## What the exercise asks
Each line containing the word "JSON" must be collected.

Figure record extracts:
────────
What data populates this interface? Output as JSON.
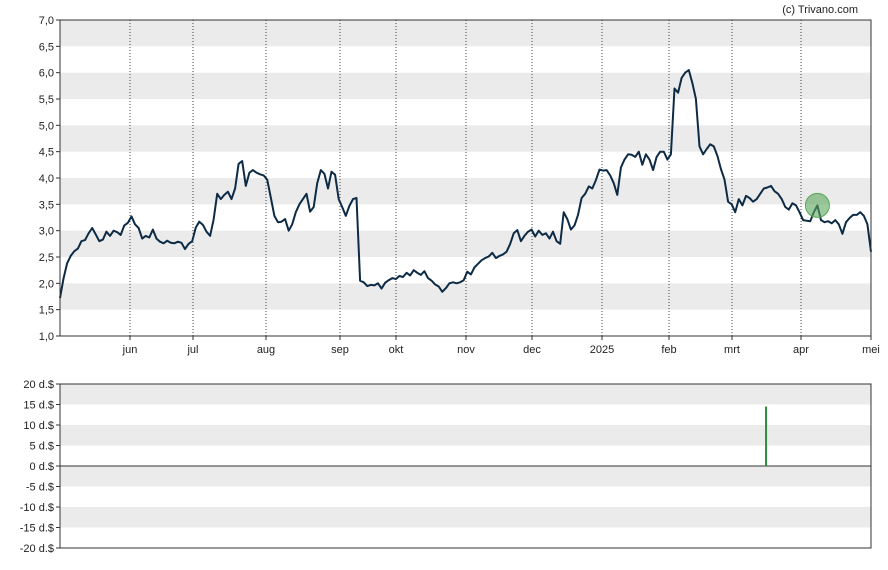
{
  "credit": "(c) Trivano.com",
  "chart_data": [
    {
      "type": "line",
      "title": "",
      "xlabel": "",
      "ylabel": "",
      "ylim": [
        1.0,
        7.0
      ],
      "y_ticks": [
        "1,0",
        "1,5",
        "2,0",
        "2,5",
        "3,0",
        "3,5",
        "4,0",
        "4,5",
        "5,0",
        "5,5",
        "6,0",
        "6,5",
        "7,0"
      ],
      "x_ticks": [
        "jun",
        "jul",
        "aug",
        "sep",
        "okt",
        "nov",
        "dec",
        "2025",
        "feb",
        "mrt",
        "apr",
        "mei"
      ],
      "grid": "alternating horizontal bands, dotted vertical month lines",
      "series": [
        {
          "color": "#0d2b45",
          "values": [
            1.72,
            2.1,
            2.38,
            2.52,
            2.61,
            2.66,
            2.8,
            2.82,
            2.95,
            3.05,
            2.93,
            2.8,
            2.83,
            2.98,
            2.9,
            3.0,
            2.97,
            2.92,
            3.1,
            3.15,
            3.27,
            3.12,
            3.05,
            2.85,
            2.9,
            2.87,
            3.02,
            2.85,
            2.79,
            2.76,
            2.81,
            2.77,
            2.76,
            2.79,
            2.77,
            2.65,
            2.75,
            2.8,
            3.06,
            3.17,
            3.11,
            2.98,
            2.9,
            3.21,
            3.7,
            3.6,
            3.68,
            3.74,
            3.6,
            3.8,
            4.27,
            4.32,
            3.85,
            4.1,
            4.15,
            4.1,
            4.07,
            4.05,
            3.97,
            3.63,
            3.28,
            3.16,
            3.17,
            3.22,
            3.0,
            3.12,
            3.35,
            3.5,
            3.6,
            3.7,
            3.36,
            3.45,
            3.9,
            4.15,
            4.08,
            3.8,
            4.12,
            4.06,
            3.6,
            3.45,
            3.28,
            3.47,
            3.6,
            3.62,
            2.05,
            2.02,
            1.95,
            1.97,
            1.96,
            2.0,
            1.9,
            2.01,
            2.06,
            2.1,
            2.08,
            2.14,
            2.12,
            2.2,
            2.15,
            2.25,
            2.2,
            2.16,
            2.23,
            2.1,
            2.05,
            1.98,
            1.94,
            1.84,
            1.91,
            2.0,
            2.02,
            2.0,
            2.02,
            2.06,
            2.22,
            2.17,
            2.3,
            2.37,
            2.44,
            2.48,
            2.51,
            2.58,
            2.48,
            2.52,
            2.55,
            2.6,
            2.75,
            2.95,
            3.01,
            2.8,
            2.9,
            2.98,
            3.02,
            2.89,
            3.0,
            2.92,
            2.95,
            2.85,
            2.98,
            2.8,
            2.75,
            3.35,
            3.22,
            3.02,
            3.1,
            3.3,
            3.62,
            3.7,
            3.84,
            3.8,
            3.96,
            4.16,
            4.14,
            4.15,
            4.05,
            3.9,
            3.68,
            4.2,
            4.35,
            4.45,
            4.44,
            4.4,
            4.5,
            4.25,
            4.45,
            4.35,
            4.15,
            4.4,
            4.5,
            4.5,
            4.35,
            4.45,
            5.7,
            5.62,
            5.9,
            6.0,
            6.05,
            5.8,
            5.5,
            4.6,
            4.45,
            4.55,
            4.64,
            4.6,
            4.42,
            4.17,
            3.97,
            3.55,
            3.5,
            3.35,
            3.6,
            3.48,
            3.66,
            3.62,
            3.55,
            3.6,
            3.7,
            3.8,
            3.82,
            3.85,
            3.75,
            3.7,
            3.6,
            3.45,
            3.4,
            3.52,
            3.48,
            3.35,
            3.2,
            3.19,
            3.18,
            3.35,
            3.48,
            3.2,
            3.16,
            3.18,
            3.14,
            3.2,
            3.12,
            2.94,
            3.16,
            3.24,
            3.3,
            3.3,
            3.35,
            3.28,
            3.12,
            2.6
          ]
        }
      ],
      "annotations": [
        {
          "type": "marker-circle",
          "label": "",
          "x_index": 212,
          "color": "#5aa65a"
        }
      ]
    },
    {
      "type": "bar",
      "title": "",
      "xlabel": "",
      "ylabel": "",
      "ylim": [
        -20,
        20
      ],
      "y_ticks": [
        "20 d.$",
        "15 d.$",
        "10 d.$",
        "5 d.$",
        "0 d.$",
        "-5 d.$",
        "-10 d.$",
        "-15 d.$",
        "-20 d.$"
      ],
      "series": [
        {
          "color": "#2e8b3a",
          "bars": [
            {
              "x_fraction": 0.8706,
              "value": 14.5
            }
          ]
        }
      ]
    }
  ]
}
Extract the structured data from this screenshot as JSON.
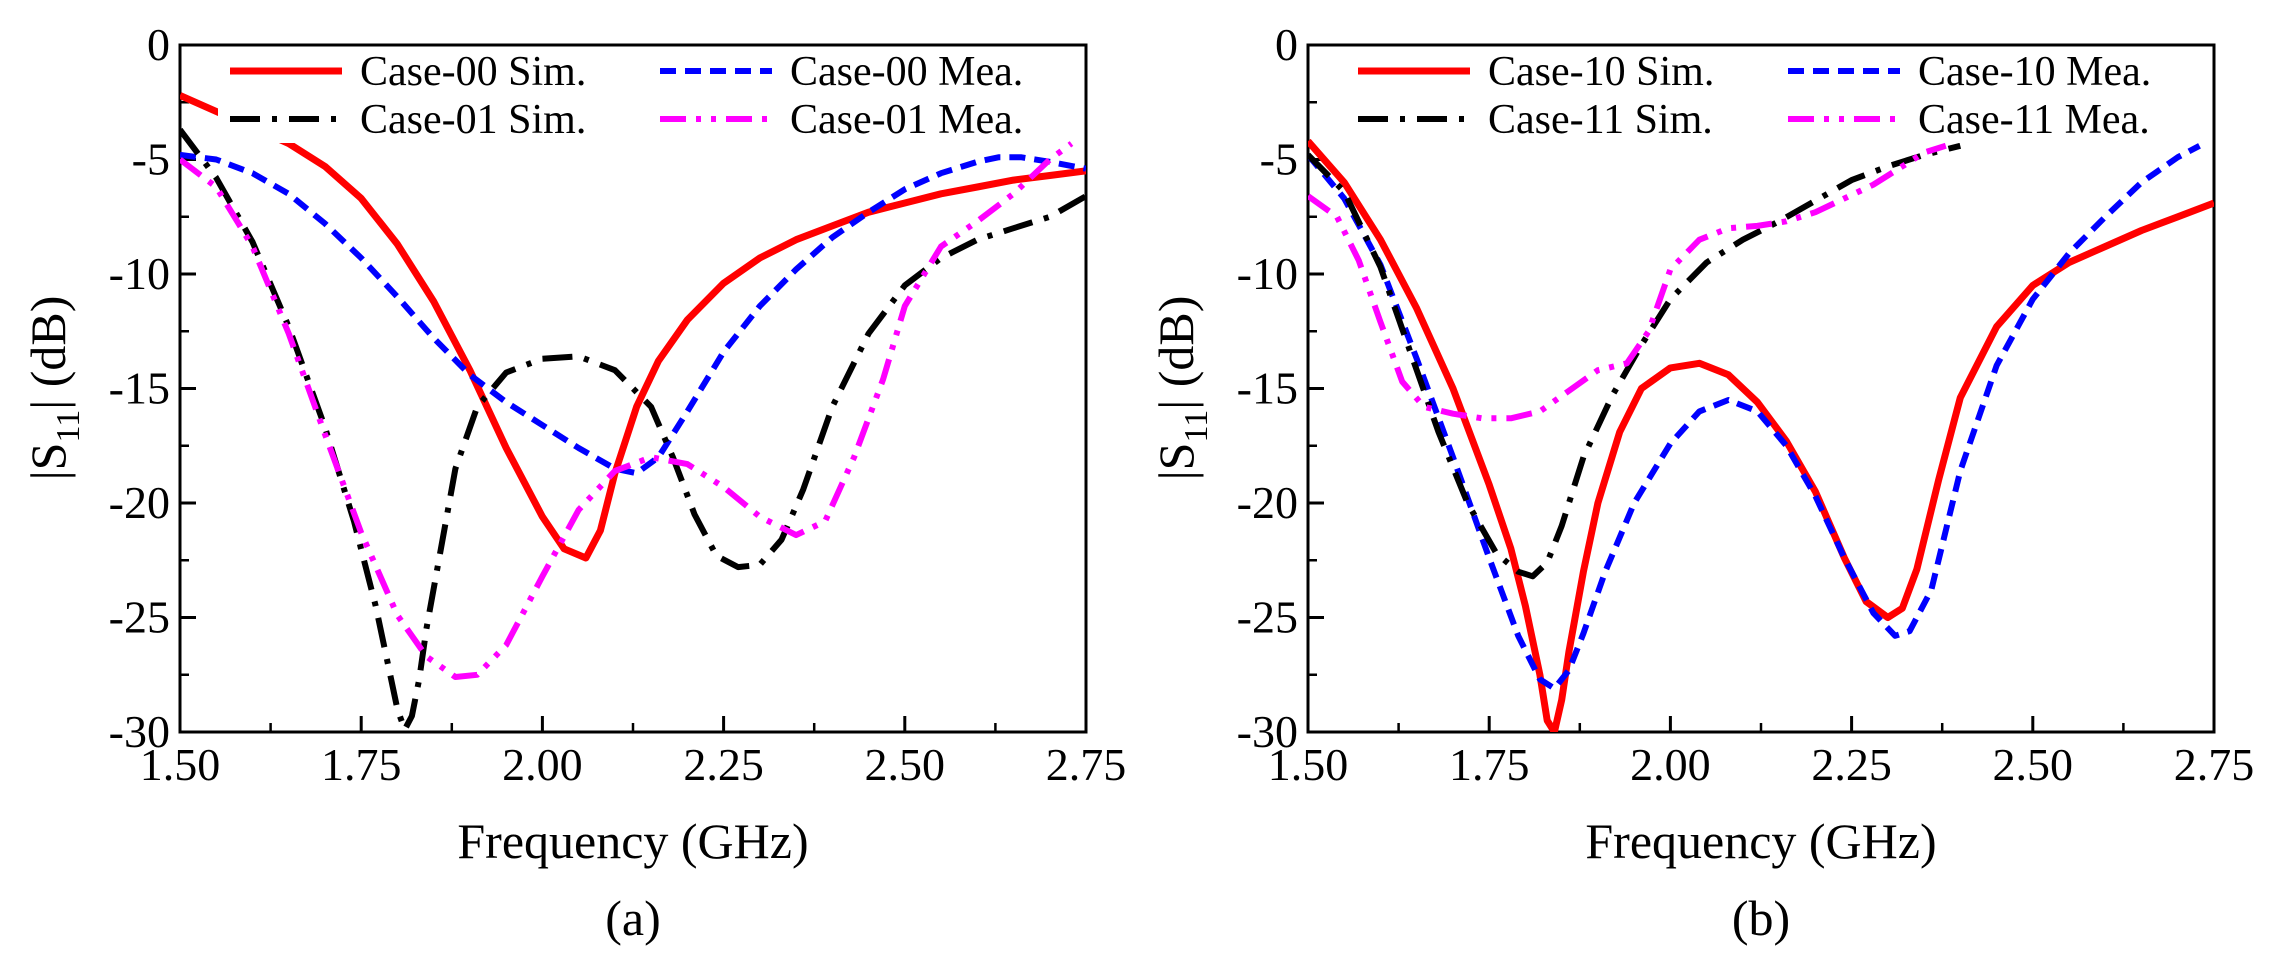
{
  "colors": {
    "sim_a": "#ff0000",
    "mea_a": "#0000ff",
    "sim_b": "#000000",
    "mea_b": "#ff00ff"
  },
  "chart_data": [
    {
      "type": "line",
      "panel_label": "(a)",
      "xlabel": "Frequency (GHz)",
      "ylabel_main": "|S",
      "ylabel_sub": "11",
      "ylabel_tail": "| (dB)",
      "xlim": [
        1.5,
        2.75
      ],
      "ylim": [
        -30,
        0
      ],
      "x_ticks": [
        1.5,
        1.75,
        2.0,
        2.25,
        2.5,
        2.75
      ],
      "x_tick_labels": [
        "1.50",
        "1.75",
        "2.00",
        "2.25",
        "2.50",
        "2.75"
      ],
      "y_ticks": [
        0,
        -5,
        -10,
        -15,
        -20,
        -25,
        -30
      ],
      "y_tick_labels": [
        "0",
        "-5",
        "-10",
        "-15",
        "-20",
        "-25",
        "-30"
      ],
      "grid": false,
      "legend_position": "top",
      "series": [
        {
          "name": "Case-00 Sim.",
          "style": "solid",
          "color": "#ff0000",
          "x": [
            1.5,
            1.55,
            1.6,
            1.65,
            1.7,
            1.75,
            1.8,
            1.85,
            1.9,
            1.95,
            2.0,
            2.03,
            2.06,
            2.08,
            2.1,
            2.13,
            2.16,
            2.2,
            2.25,
            2.3,
            2.35,
            2.4,
            2.45,
            2.5,
            2.55,
            2.6,
            2.65,
            2.7,
            2.75
          ],
          "y": [
            -2.2,
            -2.9,
            -3.6,
            -4.3,
            -5.3,
            -6.7,
            -8.7,
            -11.2,
            -14.2,
            -17.6,
            -20.6,
            -22.0,
            -22.4,
            -21.2,
            -18.7,
            -15.8,
            -13.8,
            -12.0,
            -10.4,
            -9.3,
            -8.5,
            -7.9,
            -7.3,
            -6.9,
            -6.5,
            -6.2,
            -5.9,
            -5.7,
            -5.5
          ]
        },
        {
          "name": "Case-00 Mea.",
          "style": "dashed",
          "color": "#0000ff",
          "x": [
            1.5,
            1.55,
            1.6,
            1.65,
            1.7,
            1.75,
            1.8,
            1.85,
            1.9,
            1.95,
            2.0,
            2.05,
            2.1,
            2.13,
            2.16,
            2.2,
            2.25,
            2.3,
            2.35,
            2.4,
            2.45,
            2.5,
            2.55,
            2.6,
            2.63,
            2.66,
            2.7,
            2.75
          ],
          "y": [
            -4.8,
            -5.0,
            -5.6,
            -6.5,
            -7.8,
            -9.3,
            -11.0,
            -12.8,
            -14.4,
            -15.6,
            -16.6,
            -17.6,
            -18.5,
            -18.7,
            -18.0,
            -16.0,
            -13.4,
            -11.4,
            -9.8,
            -8.4,
            -7.3,
            -6.3,
            -5.6,
            -5.1,
            -4.9,
            -4.9,
            -5.1,
            -5.4
          ]
        },
        {
          "name": "Case-01 Sim.",
          "style": "dashdot",
          "color": "#000000",
          "x": [
            1.5,
            1.55,
            1.6,
            1.65,
            1.7,
            1.74,
            1.77,
            1.79,
            1.8,
            1.81,
            1.82,
            1.83,
            1.84,
            1.86,
            1.88,
            1.91,
            1.95,
            2.0,
            2.05,
            2.1,
            2.15,
            2.18,
            2.21,
            2.24,
            2.27,
            2.3,
            2.33,
            2.36,
            2.4,
            2.45,
            2.5,
            2.55,
            2.6,
            2.65,
            2.7,
            2.75
          ],
          "y": [
            -3.7,
            -5.8,
            -8.6,
            -12.3,
            -16.7,
            -20.8,
            -24.5,
            -27.5,
            -29.0,
            -29.9,
            -29.3,
            -27.7,
            -25.5,
            -22.0,
            -18.5,
            -15.8,
            -14.3,
            -13.7,
            -13.6,
            -14.2,
            -15.8,
            -18.0,
            -20.5,
            -22.3,
            -22.8,
            -22.7,
            -21.6,
            -19.4,
            -15.8,
            -12.6,
            -10.5,
            -9.3,
            -8.5,
            -8.0,
            -7.5,
            -6.6
          ]
        },
        {
          "name": "Case-01 Mea.",
          "style": "dashdotdot",
          "color": "#ff00ff",
          "x": [
            1.5,
            1.55,
            1.6,
            1.65,
            1.7,
            1.75,
            1.8,
            1.84,
            1.88,
            1.91,
            1.95,
            2.0,
            2.05,
            2.1,
            2.15,
            2.2,
            2.25,
            2.3,
            2.35,
            2.39,
            2.43,
            2.47,
            2.5,
            2.55,
            2.6,
            2.65,
            2.7,
            2.73
          ],
          "y": [
            -5.0,
            -6.2,
            -8.8,
            -12.6,
            -17.0,
            -21.3,
            -24.9,
            -26.7,
            -27.6,
            -27.5,
            -26.2,
            -23.2,
            -20.3,
            -18.6,
            -18.0,
            -18.3,
            -19.3,
            -20.6,
            -21.4,
            -20.8,
            -18.0,
            -14.6,
            -11.4,
            -8.8,
            -7.7,
            -6.5,
            -5.0,
            -4.3
          ]
        }
      ]
    },
    {
      "type": "line",
      "panel_label": "(b)",
      "xlabel": "Frequency (GHz)",
      "ylabel_main": "|S",
      "ylabel_sub": "11",
      "ylabel_tail": "| (dB)",
      "xlim": [
        1.5,
        2.75
      ],
      "ylim": [
        -30,
        0
      ],
      "x_ticks": [
        1.5,
        1.75,
        2.0,
        2.25,
        2.5,
        2.75
      ],
      "x_tick_labels": [
        "1.50",
        "1.75",
        "2.00",
        "2.25",
        "2.50",
        "2.75"
      ],
      "y_ticks": [
        0,
        -5,
        -10,
        -15,
        -20,
        -25,
        -30
      ],
      "y_tick_labels": [
        "0",
        "-5",
        "-10",
        "-15",
        "-20",
        "-25",
        "-30"
      ],
      "grid": false,
      "legend_position": "top",
      "series": [
        {
          "name": "Case-10 Sim.",
          "style": "solid",
          "color": "#ff0000",
          "x": [
            1.5,
            1.55,
            1.6,
            1.65,
            1.7,
            1.75,
            1.78,
            1.8,
            1.82,
            1.83,
            1.84,
            1.85,
            1.86,
            1.88,
            1.9,
            1.93,
            1.96,
            2.0,
            2.04,
            2.08,
            2.12,
            2.16,
            2.2,
            2.24,
            2.27,
            2.3,
            2.32,
            2.34,
            2.37,
            2.4,
            2.45,
            2.5,
            2.55,
            2.6,
            2.65,
            2.7,
            2.75
          ],
          "y": [
            -4.2,
            -6.0,
            -8.5,
            -11.5,
            -15.0,
            -19.2,
            -22.0,
            -24.5,
            -27.5,
            -29.5,
            -30.0,
            -28.6,
            -26.5,
            -23.0,
            -20.0,
            -16.9,
            -15.0,
            -14.1,
            -13.9,
            -14.4,
            -15.6,
            -17.3,
            -19.5,
            -22.4,
            -24.3,
            -25.0,
            -24.6,
            -22.9,
            -19.0,
            -15.4,
            -12.3,
            -10.5,
            -9.5,
            -8.8,
            -8.1,
            -7.5,
            -6.9
          ]
        },
        {
          "name": "Case-10 Mea.",
          "style": "dashed",
          "color": "#0000ff",
          "x": [
            1.5,
            1.55,
            1.6,
            1.65,
            1.7,
            1.75,
            1.79,
            1.82,
            1.84,
            1.86,
            1.88,
            1.91,
            1.95,
            2.0,
            2.04,
            2.08,
            2.12,
            2.16,
            2.2,
            2.24,
            2.28,
            2.31,
            2.33,
            2.36,
            2.4,
            2.45,
            2.5,
            2.55,
            2.6,
            2.65,
            2.7,
            2.73
          ],
          "y": [
            -4.8,
            -6.7,
            -9.6,
            -13.7,
            -18.0,
            -22.4,
            -25.8,
            -27.7,
            -28.1,
            -27.3,
            -25.7,
            -23.0,
            -20.0,
            -17.4,
            -16.0,
            -15.5,
            -16.0,
            -17.5,
            -19.7,
            -22.4,
            -24.8,
            -25.8,
            -25.6,
            -23.8,
            -18.6,
            -14.0,
            -11.1,
            -9.1,
            -7.5,
            -6.0,
            -4.9,
            -4.4
          ]
        },
        {
          "name": "Case-11 Sim.",
          "style": "dashdot",
          "color": "#000000",
          "x": [
            1.5,
            1.55,
            1.6,
            1.64,
            1.68,
            1.72,
            1.76,
            1.79,
            1.81,
            1.83,
            1.85,
            1.88,
            1.92,
            1.96,
            2.0,
            2.05,
            2.1,
            2.15,
            2.2,
            2.25,
            2.3,
            2.35,
            2.4
          ],
          "y": [
            -4.8,
            -6.4,
            -9.7,
            -13.3,
            -16.9,
            -20.0,
            -22.2,
            -23.0,
            -23.2,
            -22.6,
            -21.0,
            -18.0,
            -15.3,
            -13.1,
            -11.1,
            -9.5,
            -8.5,
            -7.7,
            -6.8,
            -5.9,
            -5.3,
            -4.8,
            -4.4
          ]
        },
        {
          "name": "Case-11 Mea.",
          "style": "dashdotdot",
          "color": "#ff00ff",
          "x": [
            1.5,
            1.54,
            1.57,
            1.6,
            1.63,
            1.66,
            1.7,
            1.74,
            1.78,
            1.82,
            1.86,
            1.9,
            1.94,
            1.97,
            2.0,
            2.04,
            2.08,
            2.12,
            2.16,
            2.2,
            2.24,
            2.28,
            2.32,
            2.35,
            2.38
          ],
          "y": [
            -6.6,
            -7.5,
            -9.4,
            -12.1,
            -14.7,
            -15.8,
            -16.1,
            -16.3,
            -16.3,
            -16.0,
            -15.1,
            -14.2,
            -13.9,
            -12.5,
            -9.8,
            -8.5,
            -8.0,
            -7.9,
            -7.7,
            -7.3,
            -6.7,
            -6.1,
            -5.3,
            -4.7,
            -4.4
          ]
        }
      ]
    }
  ]
}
────────
## Result of the exercise
What data populates this interface? Output as JSON.
Extract the structured data from this screenshot as JSON.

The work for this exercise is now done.